- [Short problem]
Quote the entries word for word. Omit the pictures.

- [Data entries for graphics]
begin

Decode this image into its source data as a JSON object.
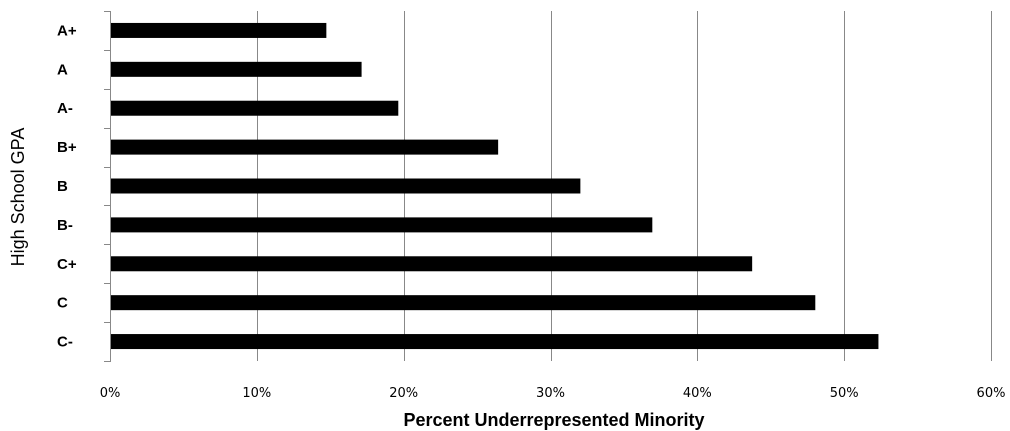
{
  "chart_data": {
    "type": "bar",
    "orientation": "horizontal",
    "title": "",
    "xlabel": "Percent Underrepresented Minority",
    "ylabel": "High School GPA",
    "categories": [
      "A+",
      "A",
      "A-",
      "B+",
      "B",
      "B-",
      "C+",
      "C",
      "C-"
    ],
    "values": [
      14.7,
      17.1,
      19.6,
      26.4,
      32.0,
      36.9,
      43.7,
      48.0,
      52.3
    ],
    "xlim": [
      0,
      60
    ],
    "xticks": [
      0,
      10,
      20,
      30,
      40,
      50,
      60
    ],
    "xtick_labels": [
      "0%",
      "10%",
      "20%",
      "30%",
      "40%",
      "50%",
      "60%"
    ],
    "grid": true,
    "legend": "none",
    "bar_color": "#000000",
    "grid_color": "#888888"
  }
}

end

- [Answer to this exercise]
Decode this image into its source data as a JSON object.
{
  "chart_data": {
    "type": "bar",
    "orientation": "horizontal",
    "title": "",
    "xlabel": "Percent Underrepresented Minority",
    "ylabel": "High School GPA",
    "categories": [
      "A+",
      "A",
      "A-",
      "B+",
      "B",
      "B-",
      "C+",
      "C",
      "C-"
    ],
    "values": [
      14.7,
      17.1,
      19.6,
      26.4,
      32.0,
      36.9,
      43.7,
      48.0,
      52.3
    ],
    "xlim": [
      0,
      60
    ],
    "xticks": [
      0,
      10,
      20,
      30,
      40,
      50,
      60
    ],
    "xtick_labels": [
      "0%",
      "10%",
      "20%",
      "30%",
      "40%",
      "50%",
      "60%"
    ],
    "grid": true,
    "legend": "none",
    "bar_color": "#000000",
    "grid_color": "#888888"
  }
}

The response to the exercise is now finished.